— BEGIN —

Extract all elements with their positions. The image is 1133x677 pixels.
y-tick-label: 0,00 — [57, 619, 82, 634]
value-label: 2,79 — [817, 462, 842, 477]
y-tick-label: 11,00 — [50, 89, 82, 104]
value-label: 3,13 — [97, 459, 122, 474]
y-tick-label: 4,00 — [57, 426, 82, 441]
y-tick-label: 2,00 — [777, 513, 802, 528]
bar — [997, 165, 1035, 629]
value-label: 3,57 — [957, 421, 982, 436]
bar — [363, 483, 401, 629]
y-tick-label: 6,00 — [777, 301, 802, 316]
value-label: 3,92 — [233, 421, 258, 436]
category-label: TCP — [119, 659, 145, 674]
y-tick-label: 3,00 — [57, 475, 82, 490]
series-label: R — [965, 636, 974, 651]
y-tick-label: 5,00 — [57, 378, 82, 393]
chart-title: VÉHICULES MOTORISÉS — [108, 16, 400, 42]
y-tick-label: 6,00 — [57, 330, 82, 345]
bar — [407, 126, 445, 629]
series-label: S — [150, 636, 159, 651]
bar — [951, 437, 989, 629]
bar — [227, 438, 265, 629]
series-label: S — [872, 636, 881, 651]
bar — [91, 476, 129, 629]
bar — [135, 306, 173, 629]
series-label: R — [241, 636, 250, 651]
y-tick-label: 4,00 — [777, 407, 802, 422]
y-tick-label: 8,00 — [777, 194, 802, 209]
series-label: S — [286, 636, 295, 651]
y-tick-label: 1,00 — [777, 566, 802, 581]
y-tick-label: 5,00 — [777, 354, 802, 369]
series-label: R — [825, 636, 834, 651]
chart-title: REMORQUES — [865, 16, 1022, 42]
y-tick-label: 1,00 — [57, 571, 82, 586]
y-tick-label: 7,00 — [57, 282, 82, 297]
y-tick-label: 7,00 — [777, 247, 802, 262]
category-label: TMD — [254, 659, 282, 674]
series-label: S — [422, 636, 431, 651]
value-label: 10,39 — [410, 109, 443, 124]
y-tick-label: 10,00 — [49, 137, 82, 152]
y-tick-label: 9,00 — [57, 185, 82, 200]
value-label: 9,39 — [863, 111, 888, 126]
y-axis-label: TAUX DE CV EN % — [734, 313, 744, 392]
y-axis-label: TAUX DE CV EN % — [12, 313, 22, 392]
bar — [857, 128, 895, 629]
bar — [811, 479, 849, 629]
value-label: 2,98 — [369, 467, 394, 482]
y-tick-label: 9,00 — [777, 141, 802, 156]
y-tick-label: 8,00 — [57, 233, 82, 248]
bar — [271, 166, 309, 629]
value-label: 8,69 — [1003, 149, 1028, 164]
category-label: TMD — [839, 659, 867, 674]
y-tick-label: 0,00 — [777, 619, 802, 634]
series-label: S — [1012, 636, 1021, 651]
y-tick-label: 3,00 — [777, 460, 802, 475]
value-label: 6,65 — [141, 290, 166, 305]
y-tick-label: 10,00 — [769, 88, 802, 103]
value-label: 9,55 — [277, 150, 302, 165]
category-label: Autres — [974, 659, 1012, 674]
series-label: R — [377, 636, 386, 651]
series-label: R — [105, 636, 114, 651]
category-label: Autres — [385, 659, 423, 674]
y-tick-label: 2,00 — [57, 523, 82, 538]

— END —

What you should do >> Set down the listing above word for word, starting from its first line and continuing through the line that contains "y-tick-label: 4,00 — [57, 426, 82, 441]", with that line included.

Final result >>
Extract all elements with their positions. The image is 1133x677 pixels.
y-tick-label: 0,00 — [57, 619, 82, 634]
value-label: 2,79 — [817, 462, 842, 477]
y-tick-label: 11,00 — [50, 89, 82, 104]
value-label: 3,13 — [97, 459, 122, 474]
y-tick-label: 4,00 — [57, 426, 82, 441]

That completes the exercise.